(Stored entries)
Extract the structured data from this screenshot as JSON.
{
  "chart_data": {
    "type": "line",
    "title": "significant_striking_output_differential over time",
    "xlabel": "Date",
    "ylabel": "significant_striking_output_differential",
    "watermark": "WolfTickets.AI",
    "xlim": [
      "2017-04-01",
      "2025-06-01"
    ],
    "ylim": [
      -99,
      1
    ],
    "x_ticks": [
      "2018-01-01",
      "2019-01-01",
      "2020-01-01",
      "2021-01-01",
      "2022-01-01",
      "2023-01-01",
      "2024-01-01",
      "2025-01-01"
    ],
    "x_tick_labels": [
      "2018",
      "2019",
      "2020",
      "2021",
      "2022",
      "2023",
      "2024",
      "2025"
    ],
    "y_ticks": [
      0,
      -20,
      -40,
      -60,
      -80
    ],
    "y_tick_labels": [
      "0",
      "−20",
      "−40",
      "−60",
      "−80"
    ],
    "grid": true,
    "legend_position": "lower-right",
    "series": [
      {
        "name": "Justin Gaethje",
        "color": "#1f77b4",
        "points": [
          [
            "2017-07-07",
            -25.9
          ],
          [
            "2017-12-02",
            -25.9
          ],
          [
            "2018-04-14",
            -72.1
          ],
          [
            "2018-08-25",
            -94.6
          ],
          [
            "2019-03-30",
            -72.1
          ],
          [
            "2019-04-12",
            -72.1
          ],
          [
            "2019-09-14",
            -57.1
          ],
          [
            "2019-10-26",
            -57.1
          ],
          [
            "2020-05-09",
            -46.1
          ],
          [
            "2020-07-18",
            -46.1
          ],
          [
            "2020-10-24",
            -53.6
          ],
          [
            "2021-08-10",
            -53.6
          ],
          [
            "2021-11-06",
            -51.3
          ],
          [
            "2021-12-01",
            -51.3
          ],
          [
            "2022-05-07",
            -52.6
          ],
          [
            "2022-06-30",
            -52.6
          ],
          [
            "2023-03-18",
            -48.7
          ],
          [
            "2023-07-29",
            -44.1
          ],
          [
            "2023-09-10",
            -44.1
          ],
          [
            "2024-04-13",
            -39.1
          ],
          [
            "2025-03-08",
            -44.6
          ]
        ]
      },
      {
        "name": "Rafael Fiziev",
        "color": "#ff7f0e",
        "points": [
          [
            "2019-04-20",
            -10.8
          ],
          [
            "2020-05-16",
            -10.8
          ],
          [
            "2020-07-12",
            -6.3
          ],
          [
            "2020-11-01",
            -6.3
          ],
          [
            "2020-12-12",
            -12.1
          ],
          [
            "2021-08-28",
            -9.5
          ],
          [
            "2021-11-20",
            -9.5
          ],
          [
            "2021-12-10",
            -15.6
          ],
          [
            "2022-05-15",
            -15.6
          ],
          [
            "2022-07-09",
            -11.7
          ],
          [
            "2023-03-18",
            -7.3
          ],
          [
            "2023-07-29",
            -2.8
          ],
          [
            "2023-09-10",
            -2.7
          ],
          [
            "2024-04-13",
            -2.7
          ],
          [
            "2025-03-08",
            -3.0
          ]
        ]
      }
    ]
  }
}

# What is asked
Reproduce each entry above exactly, keeping every word.

# Expected answer
Extract the structured data from this screenshot as JSON.
{
  "chart_data": {
    "type": "line",
    "title": "significant_striking_output_differential over time",
    "xlabel": "Date",
    "ylabel": "significant_striking_output_differential",
    "watermark": "WolfTickets.AI",
    "xlim": [
      "2017-04-01",
      "2025-06-01"
    ],
    "ylim": [
      -99,
      1
    ],
    "x_ticks": [
      "2018-01-01",
      "2019-01-01",
      "2020-01-01",
      "2021-01-01",
      "2022-01-01",
      "2023-01-01",
      "2024-01-01",
      "2025-01-01"
    ],
    "x_tick_labels": [
      "2018",
      "2019",
      "2020",
      "2021",
      "2022",
      "2023",
      "2024",
      "2025"
    ],
    "y_ticks": [
      0,
      -20,
      -40,
      -60,
      -80
    ],
    "y_tick_labels": [
      "0",
      "−20",
      "−40",
      "−60",
      "−80"
    ],
    "grid": true,
    "legend_position": "lower-right",
    "series": [
      {
        "name": "Justin Gaethje",
        "color": "#1f77b4",
        "points": [
          [
            "2017-07-07",
            -25.9
          ],
          [
            "2017-12-02",
            -25.9
          ],
          [
            "2018-04-14",
            -72.1
          ],
          [
            "2018-08-25",
            -94.6
          ],
          [
            "2019-03-30",
            -72.1
          ],
          [
            "2019-04-12",
            -72.1
          ],
          [
            "2019-09-14",
            -57.1
          ],
          [
            "2019-10-26",
            -57.1
          ],
          [
            "2020-05-09",
            -46.1
          ],
          [
            "2020-07-18",
            -46.1
          ],
          [
            "2020-10-24",
            -53.6
          ],
          [
            "2021-08-10",
            -53.6
          ],
          [
            "2021-11-06",
            -51.3
          ],
          [
            "2021-12-01",
            -51.3
          ],
          [
            "2022-05-07",
            -52.6
          ],
          [
            "2022-06-30",
            -52.6
          ],
          [
            "2023-03-18",
            -48.7
          ],
          [
            "2023-07-29",
            -44.1
          ],
          [
            "2023-09-10",
            -44.1
          ],
          [
            "2024-04-13",
            -39.1
          ],
          [
            "2025-03-08",
            -44.6
          ]
        ]
      },
      {
        "name": "Rafael Fiziev",
        "color": "#ff7f0e",
        "points": [
          [
            "2019-04-20",
            -10.8
          ],
          [
            "2020-05-16",
            -10.8
          ],
          [
            "2020-07-12",
            -6.3
          ],
          [
            "2020-11-01",
            -6.3
          ],
          [
            "2020-12-12",
            -12.1
          ],
          [
            "2021-08-28",
            -9.5
          ],
          [
            "2021-11-20",
            -9.5
          ],
          [
            "2021-12-10",
            -15.6
          ],
          [
            "2022-05-15",
            -15.6
          ],
          [
            "2022-07-09",
            -11.7
          ],
          [
            "2023-03-18",
            -7.3
          ],
          [
            "2023-07-29",
            -2.8
          ],
          [
            "2023-09-10",
            -2.7
          ],
          [
            "2024-04-13",
            -2.7
          ],
          [
            "2025-03-08",
            -3.0
          ]
        ]
      }
    ]
  }
}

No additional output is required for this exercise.